- _Problem to work on_
Your task is to give the listing below back word for word, pictures excluded.
◇ ◇ ◇ ◇ ◇ ◇ ◇
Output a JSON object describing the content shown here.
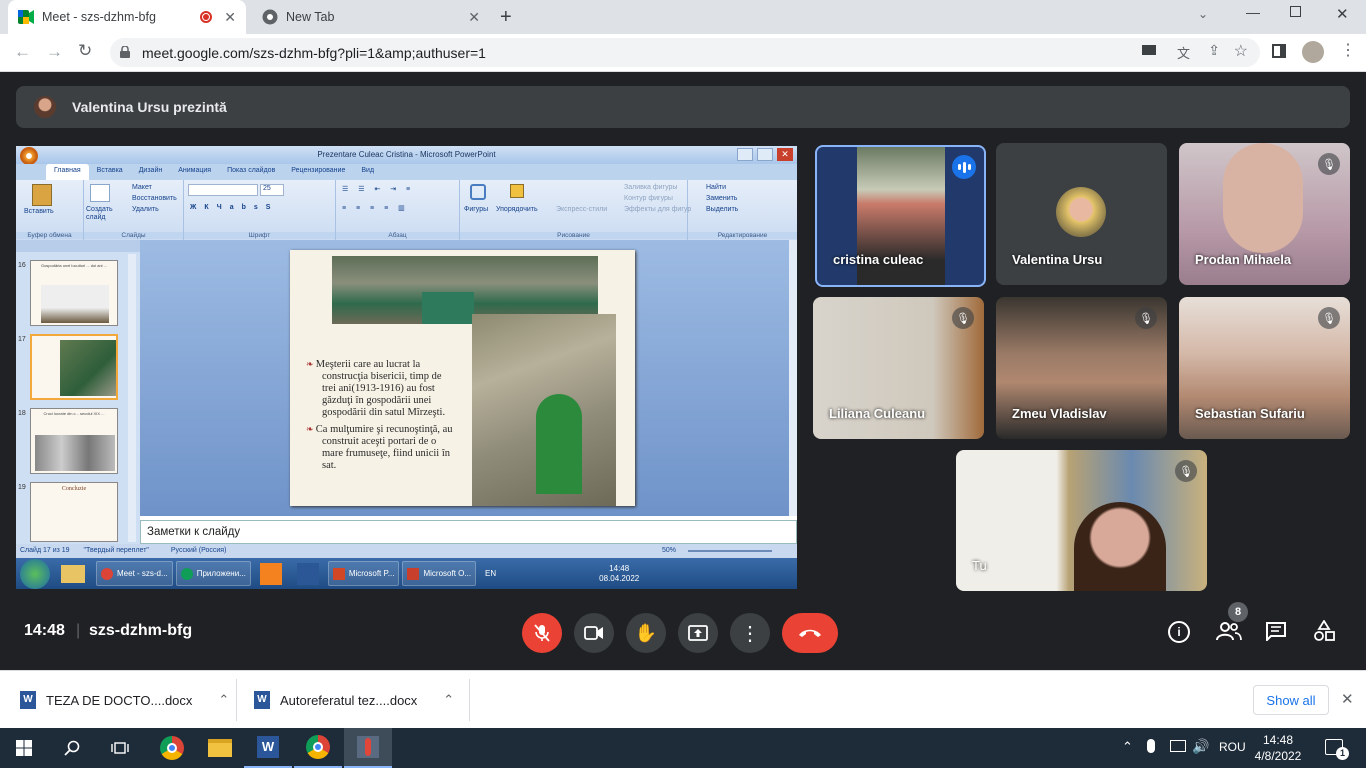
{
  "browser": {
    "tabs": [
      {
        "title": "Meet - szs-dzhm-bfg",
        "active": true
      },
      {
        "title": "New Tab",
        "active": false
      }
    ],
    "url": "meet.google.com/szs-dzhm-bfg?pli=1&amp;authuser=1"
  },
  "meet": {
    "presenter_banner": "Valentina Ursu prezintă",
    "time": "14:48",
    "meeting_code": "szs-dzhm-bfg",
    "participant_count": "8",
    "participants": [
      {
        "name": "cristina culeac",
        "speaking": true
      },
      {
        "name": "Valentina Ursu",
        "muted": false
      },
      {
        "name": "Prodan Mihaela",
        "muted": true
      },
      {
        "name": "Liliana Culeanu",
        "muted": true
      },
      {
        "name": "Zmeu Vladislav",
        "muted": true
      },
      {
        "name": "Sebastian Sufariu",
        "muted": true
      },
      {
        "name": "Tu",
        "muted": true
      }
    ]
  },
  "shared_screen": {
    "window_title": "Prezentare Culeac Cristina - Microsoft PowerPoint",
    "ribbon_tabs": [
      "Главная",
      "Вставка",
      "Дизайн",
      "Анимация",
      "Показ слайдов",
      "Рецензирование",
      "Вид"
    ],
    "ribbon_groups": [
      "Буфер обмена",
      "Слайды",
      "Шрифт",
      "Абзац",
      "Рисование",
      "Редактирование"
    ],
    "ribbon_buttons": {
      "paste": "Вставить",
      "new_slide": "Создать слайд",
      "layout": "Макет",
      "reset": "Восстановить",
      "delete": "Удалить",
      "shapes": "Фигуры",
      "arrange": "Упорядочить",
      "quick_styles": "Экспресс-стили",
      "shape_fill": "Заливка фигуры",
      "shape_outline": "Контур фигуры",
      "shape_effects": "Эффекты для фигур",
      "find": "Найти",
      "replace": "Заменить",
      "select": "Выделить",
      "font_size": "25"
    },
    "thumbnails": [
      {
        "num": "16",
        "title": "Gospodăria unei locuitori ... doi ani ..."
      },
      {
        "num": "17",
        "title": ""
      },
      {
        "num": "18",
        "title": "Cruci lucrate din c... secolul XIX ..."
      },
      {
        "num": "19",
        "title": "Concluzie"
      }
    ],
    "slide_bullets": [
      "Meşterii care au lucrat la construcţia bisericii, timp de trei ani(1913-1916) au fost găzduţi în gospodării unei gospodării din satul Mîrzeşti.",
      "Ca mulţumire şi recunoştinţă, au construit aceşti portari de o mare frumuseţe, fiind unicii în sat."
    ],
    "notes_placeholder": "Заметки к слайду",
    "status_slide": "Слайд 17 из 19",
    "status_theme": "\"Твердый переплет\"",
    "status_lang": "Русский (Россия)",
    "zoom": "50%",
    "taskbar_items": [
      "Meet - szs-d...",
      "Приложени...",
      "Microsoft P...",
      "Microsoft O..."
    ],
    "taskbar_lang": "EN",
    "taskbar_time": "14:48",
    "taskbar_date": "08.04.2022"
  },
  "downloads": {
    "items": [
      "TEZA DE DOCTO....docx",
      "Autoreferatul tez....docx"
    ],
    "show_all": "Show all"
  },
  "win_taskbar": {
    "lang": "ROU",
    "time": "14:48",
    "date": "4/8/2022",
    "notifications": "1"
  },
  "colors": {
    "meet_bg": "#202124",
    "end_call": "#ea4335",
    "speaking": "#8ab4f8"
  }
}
◇ ◇ ◇ ◇ ◇ ◇ ◇
- _Exercise solution_
Output a JSON object describing the content shown here.
{
  "browser": {
    "tabs": [
      {
        "title": "Meet - szs-dzhm-bfg",
        "active": true
      },
      {
        "title": "New Tab",
        "active": false
      }
    ],
    "url": "meet.google.com/szs-dzhm-bfg?pli=1&amp;authuser=1"
  },
  "meet": {
    "presenter_banner": "Valentina Ursu prezintă",
    "time": "14:48",
    "meeting_code": "szs-dzhm-bfg",
    "participant_count": "8",
    "participants": [
      {
        "name": "cristina culeac",
        "speaking": true
      },
      {
        "name": "Valentina Ursu",
        "muted": false
      },
      {
        "name": "Prodan Mihaela",
        "muted": true
      },
      {
        "name": "Liliana Culeanu",
        "muted": true
      },
      {
        "name": "Zmeu Vladislav",
        "muted": true
      },
      {
        "name": "Sebastian Sufariu",
        "muted": true
      },
      {
        "name": "Tu",
        "muted": true
      }
    ]
  },
  "shared_screen": {
    "window_title": "Prezentare Culeac Cristina - Microsoft PowerPoint",
    "ribbon_tabs": [
      "Главная",
      "Вставка",
      "Дизайн",
      "Анимация",
      "Показ слайдов",
      "Рецензирование",
      "Вид"
    ],
    "ribbon_groups": [
      "Буфер обмена",
      "Слайды",
      "Шрифт",
      "Абзац",
      "Рисование",
      "Редактирование"
    ],
    "ribbon_buttons": {
      "paste": "Вставить",
      "new_slide": "Создать слайд",
      "layout": "Макет",
      "reset": "Восстановить",
      "delete": "Удалить",
      "shapes": "Фигуры",
      "arrange": "Упорядочить",
      "quick_styles": "Экспресс-стили",
      "shape_fill": "Заливка фигуры",
      "shape_outline": "Контур фигуры",
      "shape_effects": "Эффекты для фигур",
      "find": "Найти",
      "replace": "Заменить",
      "select": "Выделить",
      "font_size": "25"
    },
    "thumbnails": [
      {
        "num": "16",
        "title": "Gospodăria unei locuitori ... doi ani ..."
      },
      {
        "num": "17",
        "title": ""
      },
      {
        "num": "18",
        "title": "Cruci lucrate din c... secolul XIX ..."
      },
      {
        "num": "19",
        "title": "Concluzie"
      }
    ],
    "slide_bullets": [
      "Meşterii care au lucrat la construcţia bisericii, timp de trei ani(1913-1916) au fost găzduţi în gospodării unei gospodării din satul Mîrzeşti.",
      "Ca mulţumire şi recunoştinţă, au construit aceşti portari de o mare frumuseţe, fiind unicii în sat."
    ],
    "notes_placeholder": "Заметки к слайду",
    "status_slide": "Слайд 17 из 19",
    "status_theme": "\"Твердый переплет\"",
    "status_lang": "Русский (Россия)",
    "zoom": "50%",
    "taskbar_items": [
      "Meet - szs-d...",
      "Приложени...",
      "Microsoft P...",
      "Microsoft O..."
    ],
    "taskbar_lang": "EN",
    "taskbar_time": "14:48",
    "taskbar_date": "08.04.2022"
  },
  "downloads": {
    "items": [
      "TEZA DE DOCTO....docx",
      "Autoreferatul tez....docx"
    ],
    "show_all": "Show all"
  },
  "win_taskbar": {
    "lang": "ROU",
    "time": "14:48",
    "date": "4/8/2022",
    "notifications": "1"
  },
  "colors": {
    "meet_bg": "#202124",
    "end_call": "#ea4335",
    "speaking": "#8ab4f8"
  }
}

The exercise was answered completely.